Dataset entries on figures

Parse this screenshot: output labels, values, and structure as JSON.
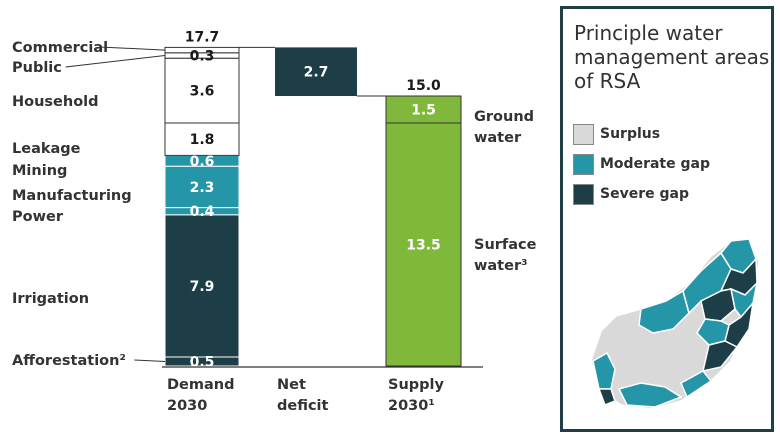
{
  "chart_data": {
    "type": "bar",
    "subtype": "waterfall-stacked",
    "title": "",
    "categories": [
      "Demand 2030",
      "Net deficit",
      "Supply 2030¹"
    ],
    "x_tick_labels": [
      [
        "Demand",
        "2030"
      ],
      [
        "Net",
        "deficit"
      ],
      [
        "Supply",
        "2030¹"
      ]
    ],
    "demand": {
      "total_label": "17.7",
      "segments": [
        {
          "name": "Afforestation²",
          "value": 0.5,
          "display": "0.5",
          "color": "#1d3d47",
          "text_color": "#ffffff"
        },
        {
          "name": "Irrigation",
          "value": 7.9,
          "display": "7.9",
          "color": "#1d3d47",
          "text_color": "#ffffff"
        },
        {
          "name": "Power",
          "value": 0.4,
          "display": "0.4",
          "color": "#2596a8",
          "text_color": "#ffffff"
        },
        {
          "name": "Manufacturing",
          "value": 2.3,
          "display": "2.3",
          "color": "#2596a8",
          "text_color": "#ffffff"
        },
        {
          "name": "Mining",
          "value": 0.6,
          "display": "0.6",
          "color": "#2596a8",
          "text_color": "#ffffff"
        },
        {
          "name": "Leakage",
          "value": 1.8,
          "display": "1.8",
          "color": "#ffffff",
          "text_color": "#1a1a1a"
        },
        {
          "name": "Household",
          "value": 3.6,
          "display": "3.6",
          "color": "#ffffff",
          "text_color": "#1a1a1a"
        },
        {
          "name": "Public",
          "value": 0.3,
          "display": "0.3",
          "color": "#ffffff",
          "text_color": "#1a1a1a"
        },
        {
          "name": "Commercial",
          "value": 0.3,
          "display": "",
          "color": "#ffffff",
          "text_color": "#1a1a1a"
        }
      ]
    },
    "net_deficit": {
      "value": 2.7,
      "display": "2.7",
      "from": 15.0,
      "to": 17.7,
      "color": "#1d3d47",
      "text_color": "#ffffff"
    },
    "supply": {
      "total_label": "15.0",
      "segments": [
        {
          "name": "Surface water³",
          "value": 13.5,
          "display": "13.5",
          "color": "#7fb83a",
          "text_color": "#ffffff"
        },
        {
          "name": "Ground water",
          "value": 1.5,
          "display": "1.5",
          "color": "#7fb83a",
          "text_color": "#ffffff"
        }
      ]
    },
    "ylim": [
      0,
      17.7
    ],
    "grid": false,
    "legend": "none"
  },
  "map_panel": {
    "title": "Principle water management areas of RSA",
    "legend": [
      {
        "label": "Surplus",
        "color": "#d9d9d9"
      },
      {
        "label": "Moderate gap",
        "color": "#2596a8"
      },
      {
        "label": "Severe gap",
        "color": "#1d3d47"
      }
    ]
  }
}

- What the task requires -
Reproduce every entry word for word, but skip any pictures.

- Correct result -
Parse this screenshot: output labels, values, and structure as JSON.
{
  "chart_data": {
    "type": "bar",
    "subtype": "waterfall-stacked",
    "title": "",
    "categories": [
      "Demand 2030",
      "Net deficit",
      "Supply 2030¹"
    ],
    "x_tick_labels": [
      [
        "Demand",
        "2030"
      ],
      [
        "Net",
        "deficit"
      ],
      [
        "Supply",
        "2030¹"
      ]
    ],
    "demand": {
      "total_label": "17.7",
      "segments": [
        {
          "name": "Afforestation²",
          "value": 0.5,
          "display": "0.5",
          "color": "#1d3d47",
          "text_color": "#ffffff"
        },
        {
          "name": "Irrigation",
          "value": 7.9,
          "display": "7.9",
          "color": "#1d3d47",
          "text_color": "#ffffff"
        },
        {
          "name": "Power",
          "value": 0.4,
          "display": "0.4",
          "color": "#2596a8",
          "text_color": "#ffffff"
        },
        {
          "name": "Manufacturing",
          "value": 2.3,
          "display": "2.3",
          "color": "#2596a8",
          "text_color": "#ffffff"
        },
        {
          "name": "Mining",
          "value": 0.6,
          "display": "0.6",
          "color": "#2596a8",
          "text_color": "#ffffff"
        },
        {
          "name": "Leakage",
          "value": 1.8,
          "display": "1.8",
          "color": "#ffffff",
          "text_color": "#1a1a1a"
        },
        {
          "name": "Household",
          "value": 3.6,
          "display": "3.6",
          "color": "#ffffff",
          "text_color": "#1a1a1a"
        },
        {
          "name": "Public",
          "value": 0.3,
          "display": "0.3",
          "color": "#ffffff",
          "text_color": "#1a1a1a"
        },
        {
          "name": "Commercial",
          "value": 0.3,
          "display": "",
          "color": "#ffffff",
          "text_color": "#1a1a1a"
        }
      ]
    },
    "net_deficit": {
      "value": 2.7,
      "display": "2.7",
      "from": 15.0,
      "to": 17.7,
      "color": "#1d3d47",
      "text_color": "#ffffff"
    },
    "supply": {
      "total_label": "15.0",
      "segments": [
        {
          "name": "Surface water³",
          "value": 13.5,
          "display": "13.5",
          "color": "#7fb83a",
          "text_color": "#ffffff"
        },
        {
          "name": "Ground water",
          "value": 1.5,
          "display": "1.5",
          "color": "#7fb83a",
          "text_color": "#ffffff"
        }
      ]
    },
    "ylim": [
      0,
      17.7
    ],
    "grid": false,
    "legend": "none"
  },
  "map_panel": {
    "title": "Principle water management areas of RSA",
    "legend": [
      {
        "label": "Surplus",
        "color": "#d9d9d9"
      },
      {
        "label": "Moderate gap",
        "color": "#2596a8"
      },
      {
        "label": "Severe gap",
        "color": "#1d3d47"
      }
    ]
  }
}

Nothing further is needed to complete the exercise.